**Stored items**
================================

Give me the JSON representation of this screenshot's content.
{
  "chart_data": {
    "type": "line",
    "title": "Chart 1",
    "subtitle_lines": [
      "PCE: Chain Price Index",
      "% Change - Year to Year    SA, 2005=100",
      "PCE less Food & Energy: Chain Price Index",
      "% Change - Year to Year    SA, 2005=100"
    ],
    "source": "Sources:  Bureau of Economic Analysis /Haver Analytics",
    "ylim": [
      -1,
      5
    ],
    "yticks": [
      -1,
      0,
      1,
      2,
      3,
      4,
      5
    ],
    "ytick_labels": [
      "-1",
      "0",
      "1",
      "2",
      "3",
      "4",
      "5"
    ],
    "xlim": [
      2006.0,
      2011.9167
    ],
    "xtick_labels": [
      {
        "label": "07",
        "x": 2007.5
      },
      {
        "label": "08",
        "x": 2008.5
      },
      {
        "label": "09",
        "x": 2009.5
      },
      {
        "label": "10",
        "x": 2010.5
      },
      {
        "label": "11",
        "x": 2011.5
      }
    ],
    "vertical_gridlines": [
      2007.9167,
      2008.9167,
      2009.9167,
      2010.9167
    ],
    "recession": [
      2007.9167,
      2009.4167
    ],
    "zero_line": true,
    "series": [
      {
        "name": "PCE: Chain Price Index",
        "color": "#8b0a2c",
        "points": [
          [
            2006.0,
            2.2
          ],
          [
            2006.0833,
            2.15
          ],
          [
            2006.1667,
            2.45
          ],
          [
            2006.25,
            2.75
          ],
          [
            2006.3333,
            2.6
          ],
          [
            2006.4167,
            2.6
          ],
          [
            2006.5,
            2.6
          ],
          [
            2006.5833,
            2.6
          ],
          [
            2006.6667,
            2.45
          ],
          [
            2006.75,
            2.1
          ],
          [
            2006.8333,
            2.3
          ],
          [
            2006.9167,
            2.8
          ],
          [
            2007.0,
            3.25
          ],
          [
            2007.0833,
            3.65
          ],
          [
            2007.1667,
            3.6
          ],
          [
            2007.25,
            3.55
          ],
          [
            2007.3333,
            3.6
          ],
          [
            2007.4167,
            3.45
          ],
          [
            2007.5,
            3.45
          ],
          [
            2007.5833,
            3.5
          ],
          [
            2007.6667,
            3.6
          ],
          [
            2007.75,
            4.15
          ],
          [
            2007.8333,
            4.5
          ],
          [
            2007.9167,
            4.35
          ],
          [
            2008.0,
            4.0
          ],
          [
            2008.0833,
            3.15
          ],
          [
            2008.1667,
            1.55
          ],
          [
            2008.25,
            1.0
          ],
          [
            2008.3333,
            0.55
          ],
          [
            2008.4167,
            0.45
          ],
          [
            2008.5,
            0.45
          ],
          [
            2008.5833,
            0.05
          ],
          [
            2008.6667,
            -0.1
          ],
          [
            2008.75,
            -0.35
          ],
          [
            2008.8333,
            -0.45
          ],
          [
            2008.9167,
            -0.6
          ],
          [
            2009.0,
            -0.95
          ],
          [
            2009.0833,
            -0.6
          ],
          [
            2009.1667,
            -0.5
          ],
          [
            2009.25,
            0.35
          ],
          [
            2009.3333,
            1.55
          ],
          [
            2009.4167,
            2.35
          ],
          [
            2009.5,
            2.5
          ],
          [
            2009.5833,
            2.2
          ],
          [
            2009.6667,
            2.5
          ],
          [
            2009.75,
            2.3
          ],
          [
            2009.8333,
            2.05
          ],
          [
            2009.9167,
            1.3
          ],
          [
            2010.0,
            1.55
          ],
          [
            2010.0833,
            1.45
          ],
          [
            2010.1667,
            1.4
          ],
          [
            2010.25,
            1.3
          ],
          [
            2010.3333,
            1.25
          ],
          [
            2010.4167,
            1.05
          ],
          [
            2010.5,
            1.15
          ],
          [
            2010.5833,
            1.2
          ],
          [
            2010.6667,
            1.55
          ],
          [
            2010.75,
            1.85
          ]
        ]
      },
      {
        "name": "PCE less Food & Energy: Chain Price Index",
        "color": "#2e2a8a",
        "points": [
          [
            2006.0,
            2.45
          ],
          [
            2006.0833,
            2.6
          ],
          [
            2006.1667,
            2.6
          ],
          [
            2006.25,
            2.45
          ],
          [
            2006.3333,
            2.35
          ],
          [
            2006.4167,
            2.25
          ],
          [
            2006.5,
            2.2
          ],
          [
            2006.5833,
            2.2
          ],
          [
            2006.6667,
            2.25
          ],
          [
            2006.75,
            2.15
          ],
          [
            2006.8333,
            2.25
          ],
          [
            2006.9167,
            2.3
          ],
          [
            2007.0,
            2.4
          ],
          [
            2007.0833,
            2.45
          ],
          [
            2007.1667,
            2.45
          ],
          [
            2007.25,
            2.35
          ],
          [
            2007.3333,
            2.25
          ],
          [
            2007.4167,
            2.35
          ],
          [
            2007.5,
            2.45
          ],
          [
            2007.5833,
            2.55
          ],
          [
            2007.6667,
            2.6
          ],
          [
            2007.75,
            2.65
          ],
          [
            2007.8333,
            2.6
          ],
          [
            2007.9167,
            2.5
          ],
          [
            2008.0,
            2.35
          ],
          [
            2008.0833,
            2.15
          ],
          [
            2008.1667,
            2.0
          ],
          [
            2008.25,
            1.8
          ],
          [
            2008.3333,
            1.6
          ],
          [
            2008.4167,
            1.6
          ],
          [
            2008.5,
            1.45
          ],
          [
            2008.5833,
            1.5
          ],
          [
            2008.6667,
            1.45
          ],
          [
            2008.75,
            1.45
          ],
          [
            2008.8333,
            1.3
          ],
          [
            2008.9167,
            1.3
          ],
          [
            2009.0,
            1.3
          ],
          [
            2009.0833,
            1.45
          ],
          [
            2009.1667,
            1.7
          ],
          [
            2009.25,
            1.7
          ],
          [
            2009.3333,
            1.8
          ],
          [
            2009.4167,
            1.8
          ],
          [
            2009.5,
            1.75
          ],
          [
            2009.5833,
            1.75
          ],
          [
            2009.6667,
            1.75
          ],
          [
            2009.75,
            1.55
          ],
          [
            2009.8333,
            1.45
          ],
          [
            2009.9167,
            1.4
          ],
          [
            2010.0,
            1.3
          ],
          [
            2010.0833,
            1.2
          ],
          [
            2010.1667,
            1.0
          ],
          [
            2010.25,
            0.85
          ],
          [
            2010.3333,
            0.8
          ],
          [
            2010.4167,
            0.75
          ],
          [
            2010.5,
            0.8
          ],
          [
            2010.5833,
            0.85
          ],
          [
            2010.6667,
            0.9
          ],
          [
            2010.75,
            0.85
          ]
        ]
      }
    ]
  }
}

================================

Transcribe all of the lines in the records precisely.

**Task result**
Give me the JSON representation of this screenshot's content.
{
  "chart_data": {
    "type": "line",
    "title": "Chart 1",
    "subtitle_lines": [
      "PCE: Chain Price Index",
      "% Change - Year to Year    SA, 2005=100",
      "PCE less Food & Energy: Chain Price Index",
      "% Change - Year to Year    SA, 2005=100"
    ],
    "source": "Sources:  Bureau of Economic Analysis /Haver Analytics",
    "ylim": [
      -1,
      5
    ],
    "yticks": [
      -1,
      0,
      1,
      2,
      3,
      4,
      5
    ],
    "ytick_labels": [
      "-1",
      "0",
      "1",
      "2",
      "3",
      "4",
      "5"
    ],
    "xlim": [
      2006.0,
      2011.9167
    ],
    "xtick_labels": [
      {
        "label": "07",
        "x": 2007.5
      },
      {
        "label": "08",
        "x": 2008.5
      },
      {
        "label": "09",
        "x": 2009.5
      },
      {
        "label": "10",
        "x": 2010.5
      },
      {
        "label": "11",
        "x": 2011.5
      }
    ],
    "vertical_gridlines": [
      2007.9167,
      2008.9167,
      2009.9167,
      2010.9167
    ],
    "recession": [
      2007.9167,
      2009.4167
    ],
    "zero_line": true,
    "series": [
      {
        "name": "PCE: Chain Price Index",
        "color": "#8b0a2c",
        "points": [
          [
            2006.0,
            2.2
          ],
          [
            2006.0833,
            2.15
          ],
          [
            2006.1667,
            2.45
          ],
          [
            2006.25,
            2.75
          ],
          [
            2006.3333,
            2.6
          ],
          [
            2006.4167,
            2.6
          ],
          [
            2006.5,
            2.6
          ],
          [
            2006.5833,
            2.6
          ],
          [
            2006.6667,
            2.45
          ],
          [
            2006.75,
            2.1
          ],
          [
            2006.8333,
            2.3
          ],
          [
            2006.9167,
            2.8
          ],
          [
            2007.0,
            3.25
          ],
          [
            2007.0833,
            3.65
          ],
          [
            2007.1667,
            3.6
          ],
          [
            2007.25,
            3.55
          ],
          [
            2007.3333,
            3.6
          ],
          [
            2007.4167,
            3.45
          ],
          [
            2007.5,
            3.45
          ],
          [
            2007.5833,
            3.5
          ],
          [
            2007.6667,
            3.6
          ],
          [
            2007.75,
            4.15
          ],
          [
            2007.8333,
            4.5
          ],
          [
            2007.9167,
            4.35
          ],
          [
            2008.0,
            4.0
          ],
          [
            2008.0833,
            3.15
          ],
          [
            2008.1667,
            1.55
          ],
          [
            2008.25,
            1.0
          ],
          [
            2008.3333,
            0.55
          ],
          [
            2008.4167,
            0.45
          ],
          [
            2008.5,
            0.45
          ],
          [
            2008.5833,
            0.05
          ],
          [
            2008.6667,
            -0.1
          ],
          [
            2008.75,
            -0.35
          ],
          [
            2008.8333,
            -0.45
          ],
          [
            2008.9167,
            -0.6
          ],
          [
            2009.0,
            -0.95
          ],
          [
            2009.0833,
            -0.6
          ],
          [
            2009.1667,
            -0.5
          ],
          [
            2009.25,
            0.35
          ],
          [
            2009.3333,
            1.55
          ],
          [
            2009.4167,
            2.35
          ],
          [
            2009.5,
            2.5
          ],
          [
            2009.5833,
            2.2
          ],
          [
            2009.6667,
            2.5
          ],
          [
            2009.75,
            2.3
          ],
          [
            2009.8333,
            2.05
          ],
          [
            2009.9167,
            1.3
          ],
          [
            2010.0,
            1.55
          ],
          [
            2010.0833,
            1.45
          ],
          [
            2010.1667,
            1.4
          ],
          [
            2010.25,
            1.3
          ],
          [
            2010.3333,
            1.25
          ],
          [
            2010.4167,
            1.05
          ],
          [
            2010.5,
            1.15
          ],
          [
            2010.5833,
            1.2
          ],
          [
            2010.6667,
            1.55
          ],
          [
            2010.75,
            1.85
          ]
        ]
      },
      {
        "name": "PCE less Food & Energy: Chain Price Index",
        "color": "#2e2a8a",
        "points": [
          [
            2006.0,
            2.45
          ],
          [
            2006.0833,
            2.6
          ],
          [
            2006.1667,
            2.6
          ],
          [
            2006.25,
            2.45
          ],
          [
            2006.3333,
            2.35
          ],
          [
            2006.4167,
            2.25
          ],
          [
            2006.5,
            2.2
          ],
          [
            2006.5833,
            2.2
          ],
          [
            2006.6667,
            2.25
          ],
          [
            2006.75,
            2.15
          ],
          [
            2006.8333,
            2.25
          ],
          [
            2006.9167,
            2.3
          ],
          [
            2007.0,
            2.4
          ],
          [
            2007.0833,
            2.45
          ],
          [
            2007.1667,
            2.45
          ],
          [
            2007.25,
            2.35
          ],
          [
            2007.3333,
            2.25
          ],
          [
            2007.4167,
            2.35
          ],
          [
            2007.5,
            2.45
          ],
          [
            2007.5833,
            2.55
          ],
          [
            2007.6667,
            2.6
          ],
          [
            2007.75,
            2.65
          ],
          [
            2007.8333,
            2.6
          ],
          [
            2007.9167,
            2.5
          ],
          [
            2008.0,
            2.35
          ],
          [
            2008.0833,
            2.15
          ],
          [
            2008.1667,
            2.0
          ],
          [
            2008.25,
            1.8
          ],
          [
            2008.3333,
            1.6
          ],
          [
            2008.4167,
            1.6
          ],
          [
            2008.5,
            1.45
          ],
          [
            2008.5833,
            1.5
          ],
          [
            2008.6667,
            1.45
          ],
          [
            2008.75,
            1.45
          ],
          [
            2008.8333,
            1.3
          ],
          [
            2008.9167,
            1.3
          ],
          [
            2009.0,
            1.3
          ],
          [
            2009.0833,
            1.45
          ],
          [
            2009.1667,
            1.7
          ],
          [
            2009.25,
            1.7
          ],
          [
            2009.3333,
            1.8
          ],
          [
            2009.4167,
            1.8
          ],
          [
            2009.5,
            1.75
          ],
          [
            2009.5833,
            1.75
          ],
          [
            2009.6667,
            1.75
          ],
          [
            2009.75,
            1.55
          ],
          [
            2009.8333,
            1.45
          ],
          [
            2009.9167,
            1.4
          ],
          [
            2010.0,
            1.3
          ],
          [
            2010.0833,
            1.2
          ],
          [
            2010.1667,
            1.0
          ],
          [
            2010.25,
            0.85
          ],
          [
            2010.3333,
            0.8
          ],
          [
            2010.4167,
            0.75
          ],
          [
            2010.5,
            0.8
          ],
          [
            2010.5833,
            0.85
          ],
          [
            2010.6667,
            0.9
          ],
          [
            2010.75,
            0.85
          ]
        ]
      }
    ]
  }
}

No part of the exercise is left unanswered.